### Items from a dataset
◇ ◇ ◇ ◇

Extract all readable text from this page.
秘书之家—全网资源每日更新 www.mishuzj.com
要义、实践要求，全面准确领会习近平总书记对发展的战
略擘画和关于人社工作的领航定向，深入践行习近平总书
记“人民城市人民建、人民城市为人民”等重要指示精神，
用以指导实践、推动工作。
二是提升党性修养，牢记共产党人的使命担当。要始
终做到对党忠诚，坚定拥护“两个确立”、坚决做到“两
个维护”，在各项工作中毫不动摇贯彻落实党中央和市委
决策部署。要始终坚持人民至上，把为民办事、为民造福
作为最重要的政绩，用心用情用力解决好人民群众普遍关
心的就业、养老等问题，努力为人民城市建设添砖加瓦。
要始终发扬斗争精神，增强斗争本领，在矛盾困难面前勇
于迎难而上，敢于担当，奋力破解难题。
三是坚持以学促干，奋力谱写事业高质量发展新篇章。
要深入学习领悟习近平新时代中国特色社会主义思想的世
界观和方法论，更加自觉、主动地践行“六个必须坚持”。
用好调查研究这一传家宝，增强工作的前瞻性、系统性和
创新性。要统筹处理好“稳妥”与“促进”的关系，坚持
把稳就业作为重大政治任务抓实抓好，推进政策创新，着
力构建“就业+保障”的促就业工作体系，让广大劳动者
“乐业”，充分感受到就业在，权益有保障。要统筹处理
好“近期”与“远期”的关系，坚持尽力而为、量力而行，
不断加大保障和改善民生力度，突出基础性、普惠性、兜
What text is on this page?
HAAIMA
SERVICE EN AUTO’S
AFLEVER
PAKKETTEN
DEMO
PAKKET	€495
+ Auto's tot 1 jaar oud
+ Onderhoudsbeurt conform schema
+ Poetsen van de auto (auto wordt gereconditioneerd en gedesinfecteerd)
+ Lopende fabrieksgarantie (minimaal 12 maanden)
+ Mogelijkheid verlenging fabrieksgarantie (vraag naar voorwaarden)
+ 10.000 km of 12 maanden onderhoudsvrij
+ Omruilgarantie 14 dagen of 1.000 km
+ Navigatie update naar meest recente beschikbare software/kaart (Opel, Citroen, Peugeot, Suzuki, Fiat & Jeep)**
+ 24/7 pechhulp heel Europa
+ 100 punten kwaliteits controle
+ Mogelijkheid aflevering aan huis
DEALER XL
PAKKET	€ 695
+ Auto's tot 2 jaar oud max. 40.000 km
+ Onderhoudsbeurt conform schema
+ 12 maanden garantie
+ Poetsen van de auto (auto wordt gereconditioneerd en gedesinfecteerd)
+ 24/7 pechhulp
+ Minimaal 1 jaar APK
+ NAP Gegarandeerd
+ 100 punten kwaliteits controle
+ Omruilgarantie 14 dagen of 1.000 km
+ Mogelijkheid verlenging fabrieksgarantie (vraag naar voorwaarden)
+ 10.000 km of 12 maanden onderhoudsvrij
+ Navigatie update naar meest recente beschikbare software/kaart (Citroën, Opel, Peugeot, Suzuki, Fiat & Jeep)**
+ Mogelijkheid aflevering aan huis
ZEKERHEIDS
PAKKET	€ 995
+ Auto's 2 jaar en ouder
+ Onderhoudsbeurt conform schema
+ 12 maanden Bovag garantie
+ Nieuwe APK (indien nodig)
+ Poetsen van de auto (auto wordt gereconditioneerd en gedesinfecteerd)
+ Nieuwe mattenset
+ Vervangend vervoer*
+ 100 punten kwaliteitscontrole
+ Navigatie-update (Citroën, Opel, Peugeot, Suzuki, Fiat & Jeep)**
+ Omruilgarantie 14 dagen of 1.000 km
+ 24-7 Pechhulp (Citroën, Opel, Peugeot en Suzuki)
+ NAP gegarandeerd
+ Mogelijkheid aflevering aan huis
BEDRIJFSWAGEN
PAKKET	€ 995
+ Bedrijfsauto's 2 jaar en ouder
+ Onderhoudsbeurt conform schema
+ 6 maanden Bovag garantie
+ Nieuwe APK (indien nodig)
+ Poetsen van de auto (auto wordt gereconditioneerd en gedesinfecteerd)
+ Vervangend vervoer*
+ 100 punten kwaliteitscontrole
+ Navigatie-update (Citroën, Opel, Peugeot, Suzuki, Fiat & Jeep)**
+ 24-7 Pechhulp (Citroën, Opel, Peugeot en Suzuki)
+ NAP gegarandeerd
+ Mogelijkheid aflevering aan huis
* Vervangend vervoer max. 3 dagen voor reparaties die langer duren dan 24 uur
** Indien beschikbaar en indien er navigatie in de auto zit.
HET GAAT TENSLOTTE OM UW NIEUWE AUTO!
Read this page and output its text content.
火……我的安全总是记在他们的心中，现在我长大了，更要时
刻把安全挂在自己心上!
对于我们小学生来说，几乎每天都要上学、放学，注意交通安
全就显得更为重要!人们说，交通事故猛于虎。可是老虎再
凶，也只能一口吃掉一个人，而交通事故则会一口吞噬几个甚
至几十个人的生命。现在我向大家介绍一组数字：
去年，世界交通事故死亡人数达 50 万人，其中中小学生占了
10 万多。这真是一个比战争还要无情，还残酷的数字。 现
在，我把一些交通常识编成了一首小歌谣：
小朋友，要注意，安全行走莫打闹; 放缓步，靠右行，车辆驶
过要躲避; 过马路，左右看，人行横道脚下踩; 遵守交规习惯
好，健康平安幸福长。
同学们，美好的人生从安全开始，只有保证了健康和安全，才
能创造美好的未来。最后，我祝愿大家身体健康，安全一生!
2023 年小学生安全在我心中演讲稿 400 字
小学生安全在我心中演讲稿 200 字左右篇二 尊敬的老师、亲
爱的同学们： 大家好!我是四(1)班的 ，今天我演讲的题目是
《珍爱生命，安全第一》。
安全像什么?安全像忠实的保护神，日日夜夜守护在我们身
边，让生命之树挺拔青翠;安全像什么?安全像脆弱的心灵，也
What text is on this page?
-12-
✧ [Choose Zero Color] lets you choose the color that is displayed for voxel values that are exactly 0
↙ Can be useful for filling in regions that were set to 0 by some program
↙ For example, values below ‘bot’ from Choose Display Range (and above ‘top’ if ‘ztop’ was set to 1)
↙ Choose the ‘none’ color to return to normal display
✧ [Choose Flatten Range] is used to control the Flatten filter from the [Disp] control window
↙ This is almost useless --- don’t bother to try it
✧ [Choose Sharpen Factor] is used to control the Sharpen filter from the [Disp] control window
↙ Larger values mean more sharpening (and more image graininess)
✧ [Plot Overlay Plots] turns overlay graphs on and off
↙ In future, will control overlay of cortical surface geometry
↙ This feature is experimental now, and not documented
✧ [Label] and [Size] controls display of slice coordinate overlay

◇ ◇ ◇ ◇

Copy the data above in full, character for character.

Extract all readable text from this page.
秘书之家—全网资源每日更新 www.mishuzj.com
要义、实践要求，全面准确领会习近平总书记对发展的战
略擘画和关于人社工作的领航定向，深入践行习近平总书
记“人民城市人民建、人民城市为人民”等重要指示精神，
用以指导实践、推动工作。
二是提升党性修养，牢记共产党人的使命担当。要始
终做到对党忠诚，坚定拥护“两个确立”、坚决做到“两
个维护”，在各项工作中毫不动摇贯彻落实党中央和市委
决策部署。要始终坚持人民至上，把为民办事、为民造福
作为最重要的政绩，用心用情用力解决好人民群众普遍关
心的就业、养老等问题，努力为人民城市建设添砖加瓦。
要始终发扬斗争精神，增强斗争本领，在矛盾困难面前勇
于迎难而上，敢于担当，奋力破解难题。
三是坚持以学促干，奋力谱写事业高质量发展新篇章。
要深入学习领悟习近平新时代中国特色社会主义思想的世
界观和方法论，更加自觉、主动地践行“六个必须坚持”。
用好调查研究这一传家宝，增强工作的前瞻性、系统性和
创新性。要统筹处理好“稳妥”与“促进”的关系，坚持
把稳就业作为重大政治任务抓实抓好，推进政策创新，着
力构建“就业+保障”的促就业工作体系，让广大劳动者
“乐业”，充分感受到就业在，权益有保障。要统筹处理
好“近期”与“远期”的关系，坚持尽力而为、量力而行，
不断加大保障和改善民生力度，突出基础性、普惠性、兜
What text is on this page?
HAAIMA
SERVICE EN AUTO’S
AFLEVER
PAKKETTEN
DEMO
PAKKET	€495
+ Auto's tot 1 jaar oud
+ Onderhoudsbeurt conform schema
+ Poetsen van de auto (auto wordt gereconditioneerd en gedesinfecteerd)
+ Lopende fabrieksgarantie (minimaal 12 maanden)
+ Mogelijkheid verlenging fabrieksgarantie (vraag naar voorwaarden)
+ 10.000 km of 12 maanden onderhoudsvrij
+ Omruilgarantie 14 dagen of 1.000 km
+ Navigatie update naar meest recente beschikbare software/kaart (Opel, Citroen, Peugeot, Suzuki, Fiat & Jeep)**
+ 24/7 pechhulp heel Europa
+ 100 punten kwaliteits controle
+ Mogelijkheid aflevering aan huis
DEALER XL
PAKKET	€ 695
+ Auto's tot 2 jaar oud max. 40.000 km
+ Onderhoudsbeurt conform schema
+ 12 maanden garantie
+ Poetsen van de auto (auto wordt gereconditioneerd en gedesinfecteerd)
+ 24/7 pechhulp
+ Minimaal 1 jaar APK
+ NAP Gegarandeerd
+ 100 punten kwaliteits controle
+ Omruilgarantie 14 dagen of 1.000 km
+ Mogelijkheid verlenging fabrieksgarantie (vraag naar voorwaarden)
+ 10.000 km of 12 maanden onderhoudsvrij
+ Navigatie update naar meest recente beschikbare software/kaart (Citroën, Opel, Peugeot, Suzuki, Fiat & Jeep)**
+ Mogelijkheid aflevering aan huis
ZEKERHEIDS
PAKKET	€ 995
+ Auto's 2 jaar en ouder
+ Onderhoudsbeurt conform schema
+ 12 maanden Bovag garantie
+ Nieuwe APK (indien nodig)
+ Poetsen van de auto (auto wordt gereconditioneerd en gedesinfecteerd)
+ Nieuwe mattenset
+ Vervangend vervoer*
+ 100 punten kwaliteitscontrole
+ Navigatie-update (Citroën, Opel, Peugeot, Suzuki, Fiat & Jeep)**
+ Omruilgarantie 14 dagen of 1.000 km
+ 24-7 Pechhulp (Citroën, Opel, Peugeot en Suzuki)
+ NAP gegarandeerd
+ Mogelijkheid aflevering aan huis
BEDRIJFSWAGEN
PAKKET	€ 995
+ Bedrijfsauto's 2 jaar en ouder
+ Onderhoudsbeurt conform schema
+ 6 maanden Bovag garantie
+ Nieuwe APK (indien nodig)
+ Poetsen van de auto (auto wordt gereconditioneerd en gedesinfecteerd)
+ Vervangend vervoer*
+ 100 punten kwaliteitscontrole
+ Navigatie-update (Citroën, Opel, Peugeot, Suzuki, Fiat & Jeep)**
+ 24-7 Pechhulp (Citroën, Opel, Peugeot en Suzuki)
+ NAP gegarandeerd
+ Mogelijkheid aflevering aan huis
* Vervangend vervoer max. 3 dagen voor reparaties die langer duren dan 24 uur
** Indien beschikbaar en indien er navigatie in de auto zit.
HET GAAT TENSLOTTE OM UW NIEUWE AUTO!
Read this page and output its text content.
火……我的安全总是记在他们的心中，现在我长大了，更要时
刻把安全挂在自己心上!
对于我们小学生来说，几乎每天都要上学、放学，注意交通安
全就显得更为重要!人们说，交通事故猛于虎。可是老虎再
凶，也只能一口吃掉一个人，而交通事故则会一口吞噬几个甚
至几十个人的生命。现在我向大家介绍一组数字：
去年，世界交通事故死亡人数达 50 万人，其中中小学生占了
10 万多。这真是一个比战争还要无情，还残酷的数字。 现
在，我把一些交通常识编成了一首小歌谣：
小朋友，要注意，安全行走莫打闹; 放缓步，靠右行，车辆驶
过要躲避; 过马路，左右看，人行横道脚下踩; 遵守交规习惯
好，健康平安幸福长。
同学们，美好的人生从安全开始，只有保证了健康和安全，才
能创造美好的未来。最后，我祝愿大家身体健康，安全一生!
2023 年小学生安全在我心中演讲稿 400 字
小学生安全在我心中演讲稿 200 字左右篇二 尊敬的老师、亲
爱的同学们： 大家好!我是四(1)班的 ，今天我演讲的题目是
《珍爱生命，安全第一》。
安全像什么?安全像忠实的保护神，日日夜夜守护在我们身
边，让生命之树挺拔青翠;安全像什么?安全像脆弱的心灵，也
What text is on this page?
-12-
✧ [Choose Zero Color] lets you choose the color that is displayed for voxel values that are exactly 0
↙ Can be useful for filling in regions that were set to 0 by some program
↙ For example, values below ‘bot’ from Choose Display Range (and above ‘top’ if ‘ztop’ was set to 1)
↙ Choose the ‘none’ color to return to normal display
✧ [Choose Flatten Range] is used to control the Flatten filter from the [Disp] control window
↙ This is almost useless --- don’t bother to try it
✧ [Choose Sharpen Factor] is used to control the Sharpen filter from the [Disp] control window
↙ Larger values mean more sharpening (and more image graininess)
✧ [Plot Overlay Plots] turns overlay graphs on and off
↙ In future, will control overlay of cortical surface geometry
↙ This feature is experimental now, and not documented
✧ [Label] and [Size] controls display of slice coordinate overlay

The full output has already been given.